▶ **Supplied records**
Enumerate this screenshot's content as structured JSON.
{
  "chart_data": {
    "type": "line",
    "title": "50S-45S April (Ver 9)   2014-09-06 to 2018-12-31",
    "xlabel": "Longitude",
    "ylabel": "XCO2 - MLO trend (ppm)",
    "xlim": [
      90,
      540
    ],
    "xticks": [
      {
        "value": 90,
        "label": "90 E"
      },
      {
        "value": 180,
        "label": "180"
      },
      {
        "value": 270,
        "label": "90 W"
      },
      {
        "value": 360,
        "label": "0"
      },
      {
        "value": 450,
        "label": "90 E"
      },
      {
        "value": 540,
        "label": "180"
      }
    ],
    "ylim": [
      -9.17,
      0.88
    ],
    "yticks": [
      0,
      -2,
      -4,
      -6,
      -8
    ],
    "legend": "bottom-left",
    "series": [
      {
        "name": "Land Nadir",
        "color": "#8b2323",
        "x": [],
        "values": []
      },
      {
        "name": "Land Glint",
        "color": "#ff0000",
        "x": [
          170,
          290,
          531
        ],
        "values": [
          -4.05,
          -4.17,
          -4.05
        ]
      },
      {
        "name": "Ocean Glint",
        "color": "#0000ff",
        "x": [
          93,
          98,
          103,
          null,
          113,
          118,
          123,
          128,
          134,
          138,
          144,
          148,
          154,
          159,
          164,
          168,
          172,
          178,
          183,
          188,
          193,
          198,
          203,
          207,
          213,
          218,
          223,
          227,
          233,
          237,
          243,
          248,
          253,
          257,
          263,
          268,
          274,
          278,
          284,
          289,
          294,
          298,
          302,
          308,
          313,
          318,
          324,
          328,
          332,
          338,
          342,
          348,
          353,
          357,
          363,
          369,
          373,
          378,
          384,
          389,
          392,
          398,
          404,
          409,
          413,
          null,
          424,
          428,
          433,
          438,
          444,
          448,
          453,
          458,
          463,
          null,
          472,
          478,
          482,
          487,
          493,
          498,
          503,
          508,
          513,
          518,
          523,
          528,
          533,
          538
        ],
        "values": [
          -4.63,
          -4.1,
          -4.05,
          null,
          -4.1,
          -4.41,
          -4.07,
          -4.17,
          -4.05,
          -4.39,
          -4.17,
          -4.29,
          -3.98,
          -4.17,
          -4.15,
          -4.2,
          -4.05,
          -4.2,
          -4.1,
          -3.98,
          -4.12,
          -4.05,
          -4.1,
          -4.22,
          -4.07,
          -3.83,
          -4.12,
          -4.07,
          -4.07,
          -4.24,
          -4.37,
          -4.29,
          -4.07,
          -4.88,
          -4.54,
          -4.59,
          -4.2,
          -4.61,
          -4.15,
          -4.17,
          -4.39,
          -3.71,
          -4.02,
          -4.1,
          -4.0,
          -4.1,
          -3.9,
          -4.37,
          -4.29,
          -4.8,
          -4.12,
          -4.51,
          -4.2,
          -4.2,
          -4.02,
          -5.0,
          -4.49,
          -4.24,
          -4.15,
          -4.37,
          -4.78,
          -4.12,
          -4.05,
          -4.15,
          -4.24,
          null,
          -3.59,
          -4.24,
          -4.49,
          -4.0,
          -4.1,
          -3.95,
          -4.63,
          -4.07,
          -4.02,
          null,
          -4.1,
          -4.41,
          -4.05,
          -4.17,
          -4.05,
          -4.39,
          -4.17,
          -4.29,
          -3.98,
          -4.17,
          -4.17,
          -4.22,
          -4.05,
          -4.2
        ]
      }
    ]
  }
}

▶ **Your instructions**
Each line of the material above must be retyped precisely.

▶ **Result of this exercise**
Enumerate this screenshot's content as structured JSON.
{
  "chart_data": {
    "type": "line",
    "title": "50S-45S April (Ver 9)   2014-09-06 to 2018-12-31",
    "xlabel": "Longitude",
    "ylabel": "XCO2 - MLO trend (ppm)",
    "xlim": [
      90,
      540
    ],
    "xticks": [
      {
        "value": 90,
        "label": "90 E"
      },
      {
        "value": 180,
        "label": "180"
      },
      {
        "value": 270,
        "label": "90 W"
      },
      {
        "value": 360,
        "label": "0"
      },
      {
        "value": 450,
        "label": "90 E"
      },
      {
        "value": 540,
        "label": "180"
      }
    ],
    "ylim": [
      -9.17,
      0.88
    ],
    "yticks": [
      0,
      -2,
      -4,
      -6,
      -8
    ],
    "legend": "bottom-left",
    "series": [
      {
        "name": "Land Nadir",
        "color": "#8b2323",
        "x": [],
        "values": []
      },
      {
        "name": "Land Glint",
        "color": "#ff0000",
        "x": [
          170,
          290,
          531
        ],
        "values": [
          -4.05,
          -4.17,
          -4.05
        ]
      },
      {
        "name": "Ocean Glint",
        "color": "#0000ff",
        "x": [
          93,
          98,
          103,
          null,
          113,
          118,
          123,
          128,
          134,
          138,
          144,
          148,
          154,
          159,
          164,
          168,
          172,
          178,
          183,
          188,
          193,
          198,
          203,
          207,
          213,
          218,
          223,
          227,
          233,
          237,
          243,
          248,
          253,
          257,
          263,
          268,
          274,
          278,
          284,
          289,
          294,
          298,
          302,
          308,
          313,
          318,
          324,
          328,
          332,
          338,
          342,
          348,
          353,
          357,
          363,
          369,
          373,
          378,
          384,
          389,
          392,
          398,
          404,
          409,
          413,
          null,
          424,
          428,
          433,
          438,
          444,
          448,
          453,
          458,
          463,
          null,
          472,
          478,
          482,
          487,
          493,
          498,
          503,
          508,
          513,
          518,
          523,
          528,
          533,
          538
        ],
        "values": [
          -4.63,
          -4.1,
          -4.05,
          null,
          -4.1,
          -4.41,
          -4.07,
          -4.17,
          -4.05,
          -4.39,
          -4.17,
          -4.29,
          -3.98,
          -4.17,
          -4.15,
          -4.2,
          -4.05,
          -4.2,
          -4.1,
          -3.98,
          -4.12,
          -4.05,
          -4.1,
          -4.22,
          -4.07,
          -3.83,
          -4.12,
          -4.07,
          -4.07,
          -4.24,
          -4.37,
          -4.29,
          -4.07,
          -4.88,
          -4.54,
          -4.59,
          -4.2,
          -4.61,
          -4.15,
          -4.17,
          -4.39,
          -3.71,
          -4.02,
          -4.1,
          -4.0,
          -4.1,
          -3.9,
          -4.37,
          -4.29,
          -4.8,
          -4.12,
          -4.51,
          -4.2,
          -4.2,
          -4.02,
          -5.0,
          -4.49,
          -4.24,
          -4.15,
          -4.37,
          -4.78,
          -4.12,
          -4.05,
          -4.15,
          -4.24,
          null,
          -3.59,
          -4.24,
          -4.49,
          -4.0,
          -4.1,
          -3.95,
          -4.63,
          -4.07,
          -4.02,
          null,
          -4.1,
          -4.41,
          -4.05,
          -4.17,
          -4.05,
          -4.39,
          -4.17,
          -4.29,
          -3.98,
          -4.17,
          -4.17,
          -4.22,
          -4.05,
          -4.2
        ]
      }
    ]
  }
}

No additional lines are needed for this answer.